Stored data:

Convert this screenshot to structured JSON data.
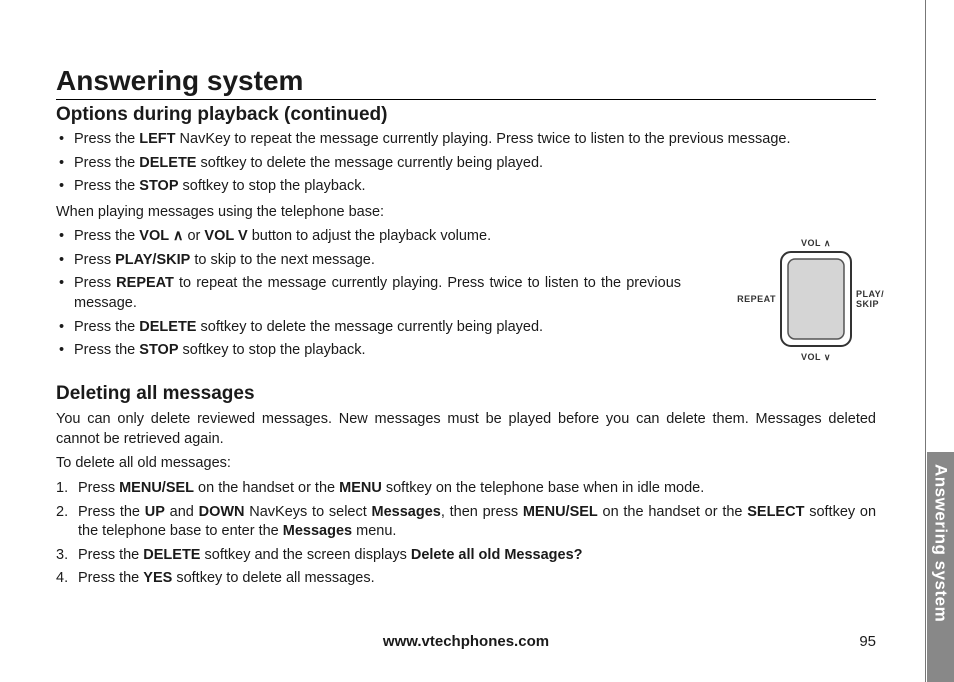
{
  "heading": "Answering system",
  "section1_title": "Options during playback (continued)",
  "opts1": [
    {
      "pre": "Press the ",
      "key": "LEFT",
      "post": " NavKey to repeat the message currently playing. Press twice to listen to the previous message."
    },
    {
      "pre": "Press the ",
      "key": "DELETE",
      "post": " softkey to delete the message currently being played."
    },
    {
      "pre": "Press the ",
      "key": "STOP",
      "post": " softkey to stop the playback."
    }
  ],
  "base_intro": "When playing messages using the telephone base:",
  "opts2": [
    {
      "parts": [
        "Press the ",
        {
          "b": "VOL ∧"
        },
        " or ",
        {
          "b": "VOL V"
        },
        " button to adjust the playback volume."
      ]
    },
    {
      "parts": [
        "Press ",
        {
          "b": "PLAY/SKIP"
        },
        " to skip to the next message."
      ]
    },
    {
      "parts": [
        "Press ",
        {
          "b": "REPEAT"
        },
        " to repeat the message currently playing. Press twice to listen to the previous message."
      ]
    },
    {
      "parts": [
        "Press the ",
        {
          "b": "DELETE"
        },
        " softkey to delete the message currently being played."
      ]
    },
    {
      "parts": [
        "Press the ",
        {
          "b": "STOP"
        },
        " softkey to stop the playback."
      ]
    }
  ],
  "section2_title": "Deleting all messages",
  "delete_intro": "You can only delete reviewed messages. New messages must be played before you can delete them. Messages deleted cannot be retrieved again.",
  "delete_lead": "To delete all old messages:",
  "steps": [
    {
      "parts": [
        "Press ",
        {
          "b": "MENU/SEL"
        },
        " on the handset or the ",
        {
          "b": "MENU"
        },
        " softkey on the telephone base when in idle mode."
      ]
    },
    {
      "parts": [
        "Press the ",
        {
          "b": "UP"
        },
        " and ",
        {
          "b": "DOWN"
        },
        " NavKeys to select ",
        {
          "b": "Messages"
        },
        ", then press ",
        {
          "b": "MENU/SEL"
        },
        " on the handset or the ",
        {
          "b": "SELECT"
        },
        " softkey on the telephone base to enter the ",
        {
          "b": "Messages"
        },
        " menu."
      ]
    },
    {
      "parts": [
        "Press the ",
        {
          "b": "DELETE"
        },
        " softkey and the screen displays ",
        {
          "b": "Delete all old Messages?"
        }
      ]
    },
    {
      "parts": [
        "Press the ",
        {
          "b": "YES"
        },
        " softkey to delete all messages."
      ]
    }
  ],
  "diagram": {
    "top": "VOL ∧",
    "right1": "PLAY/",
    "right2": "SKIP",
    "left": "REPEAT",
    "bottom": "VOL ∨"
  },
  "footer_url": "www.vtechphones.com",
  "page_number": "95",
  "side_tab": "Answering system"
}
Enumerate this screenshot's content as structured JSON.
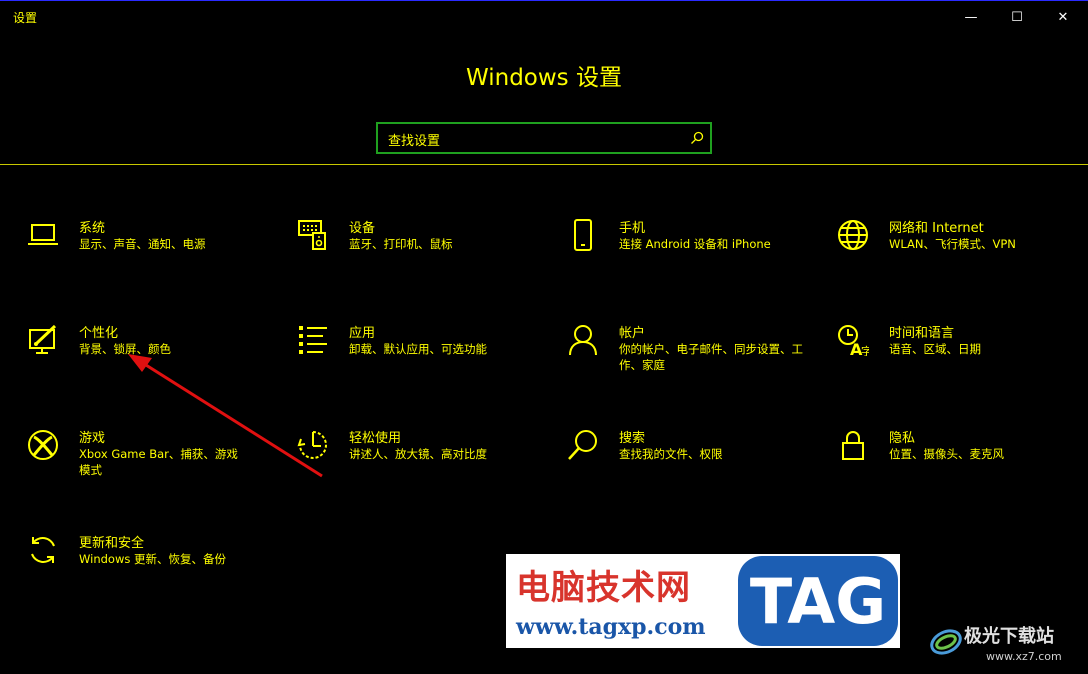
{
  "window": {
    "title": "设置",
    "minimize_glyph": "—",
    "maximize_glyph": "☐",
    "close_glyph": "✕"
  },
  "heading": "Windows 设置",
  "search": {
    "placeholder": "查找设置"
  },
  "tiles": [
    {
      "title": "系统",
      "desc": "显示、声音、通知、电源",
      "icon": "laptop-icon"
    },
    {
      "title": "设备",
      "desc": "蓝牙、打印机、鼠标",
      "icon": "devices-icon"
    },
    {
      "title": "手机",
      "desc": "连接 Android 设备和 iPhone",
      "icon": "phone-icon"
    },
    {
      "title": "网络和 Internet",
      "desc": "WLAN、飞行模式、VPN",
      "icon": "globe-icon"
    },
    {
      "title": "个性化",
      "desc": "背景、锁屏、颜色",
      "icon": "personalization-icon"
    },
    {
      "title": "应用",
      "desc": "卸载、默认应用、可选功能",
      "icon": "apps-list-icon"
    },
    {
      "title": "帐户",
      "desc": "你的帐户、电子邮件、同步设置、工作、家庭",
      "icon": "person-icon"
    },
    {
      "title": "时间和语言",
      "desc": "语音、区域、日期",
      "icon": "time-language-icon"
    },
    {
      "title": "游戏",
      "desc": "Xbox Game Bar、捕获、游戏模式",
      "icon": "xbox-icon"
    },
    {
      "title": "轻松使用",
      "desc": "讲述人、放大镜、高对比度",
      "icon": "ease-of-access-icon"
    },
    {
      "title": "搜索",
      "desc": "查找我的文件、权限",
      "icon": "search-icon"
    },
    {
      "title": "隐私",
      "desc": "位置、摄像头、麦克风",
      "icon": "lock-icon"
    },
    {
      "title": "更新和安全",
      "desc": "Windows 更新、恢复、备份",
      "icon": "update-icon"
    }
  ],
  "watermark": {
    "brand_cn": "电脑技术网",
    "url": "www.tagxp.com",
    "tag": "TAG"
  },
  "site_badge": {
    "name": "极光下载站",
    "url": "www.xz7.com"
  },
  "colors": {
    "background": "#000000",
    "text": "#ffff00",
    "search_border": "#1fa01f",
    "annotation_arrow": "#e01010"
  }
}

Problem description
Working from the material above, transcribe it exactly while omitting pictures.

Response
Convert this screenshot to structured JSON data.
{
  "heading": "Answering system",
  "section1_title": "Options during playback (continued)",
  "opts1": [
    {
      "pre": "Press the ",
      "key": "LEFT",
      "post": " NavKey to repeat the message currently playing. Press twice to listen to the previous message."
    },
    {
      "pre": "Press the ",
      "key": "DELETE",
      "post": " softkey to delete the message currently being played."
    },
    {
      "pre": "Press the ",
      "key": "STOP",
      "post": " softkey to stop the playback."
    }
  ],
  "base_intro": "When playing messages using the telephone base:",
  "opts2": [
    {
      "parts": [
        "Press the ",
        {
          "b": "VOL ∧"
        },
        " or ",
        {
          "b": "VOL V"
        },
        " button to adjust the playback volume."
      ]
    },
    {
      "parts": [
        "Press ",
        {
          "b": "PLAY/SKIP"
        },
        " to skip to the next message."
      ]
    },
    {
      "parts": [
        "Press ",
        {
          "b": "REPEAT"
        },
        " to repeat the message currently playing. Press twice to listen to the previous message."
      ]
    },
    {
      "parts": [
        "Press the ",
        {
          "b": "DELETE"
        },
        " softkey to delete the message currently being played."
      ]
    },
    {
      "parts": [
        "Press the ",
        {
          "b": "STOP"
        },
        " softkey to stop the playback."
      ]
    }
  ],
  "section2_title": "Deleting all messages",
  "delete_intro": "You can only delete reviewed messages. New messages must be played before you can delete them. Messages deleted cannot be retrieved again.",
  "delete_lead": "To delete all old messages:",
  "steps": [
    {
      "parts": [
        "Press ",
        {
          "b": "MENU/SEL"
        },
        " on the handset or the ",
        {
          "b": "MENU"
        },
        " softkey on the telephone base when in idle mode."
      ]
    },
    {
      "parts": [
        "Press the ",
        {
          "b": "UP"
        },
        " and ",
        {
          "b": "DOWN"
        },
        " NavKeys to select ",
        {
          "b": "Messages"
        },
        ", then press ",
        {
          "b": "MENU/SEL"
        },
        " on the handset or the ",
        {
          "b": "SELECT"
        },
        " softkey on the telephone base to enter the ",
        {
          "b": "Messages"
        },
        " menu."
      ]
    },
    {
      "parts": [
        "Press the ",
        {
          "b": "DELETE"
        },
        " softkey and the screen displays ",
        {
          "b": "Delete all old Messages?"
        }
      ]
    },
    {
      "parts": [
        "Press the ",
        {
          "b": "YES"
        },
        " softkey to delete all messages."
      ]
    }
  ],
  "diagram": {
    "top": "VOL ∧",
    "right1": "PLAY/",
    "right2": "SKIP",
    "left": "REPEAT",
    "bottom": "VOL ∨"
  },
  "footer_url": "www.vtechphones.com",
  "page_number": "95",
  "side_tab": "Answering system"
}
Enumerate this screenshot's content as structured JSON.
{
  "window": {
    "title": "设置",
    "minimize_glyph": "—",
    "maximize_glyph": "☐",
    "close_glyph": "✕"
  },
  "heading": "Windows 设置",
  "search": {
    "placeholder": "查找设置"
  },
  "tiles": [
    {
      "title": "系统",
      "desc": "显示、声音、通知、电源",
      "icon": "laptop-icon"
    },
    {
      "title": "设备",
      "desc": "蓝牙、打印机、鼠标",
      "icon": "devices-icon"
    },
    {
      "title": "手机",
      "desc": "连接 Android 设备和 iPhone",
      "icon": "phone-icon"
    },
    {
      "title": "网络和 Internet",
      "desc": "WLAN、飞行模式、VPN",
      "icon": "globe-icon"
    },
    {
      "title": "个性化",
      "desc": "背景、锁屏、颜色",
      "icon": "personalization-icon"
    },
    {
      "title": "应用",
      "desc": "卸载、默认应用、可选功能",
      "icon": "apps-list-icon"
    },
    {
      "title": "帐户",
      "desc": "你的帐户、电子邮件、同步设置、工作、家庭",
      "icon": "person-icon"
    },
    {
      "title": "时间和语言",
      "desc": "语音、区域、日期",
      "icon": "time-language-icon"
    },
    {
      "title": "游戏",
      "desc": "Xbox Game Bar、捕获、游戏模式",
      "icon": "xbox-icon"
    },
    {
      "title": "轻松使用",
      "desc": "讲述人、放大镜、高对比度",
      "icon": "ease-of-access-icon"
    },
    {
      "title": "搜索",
      "desc": "查找我的文件、权限",
      "icon": "search-icon"
    },
    {
      "title": "隐私",
      "desc": "位置、摄像头、麦克风",
      "icon": "lock-icon"
    },
    {
      "title": "更新和安全",
      "desc": "Windows 更新、恢复、备份",
      "icon": "update-icon"
    }
  ],
  "watermark": {
    "brand_cn": "电脑技术网",
    "url": "www.tagxp.com",
    "tag": "TAG"
  },
  "site_badge": {
    "name": "极光下载站",
    "url": "www.xz7.com"
  },
  "colors": {
    "background": "#000000",
    "text": "#ffff00",
    "search_border": "#1fa01f",
    "annotation_arrow": "#e01010"
  }
}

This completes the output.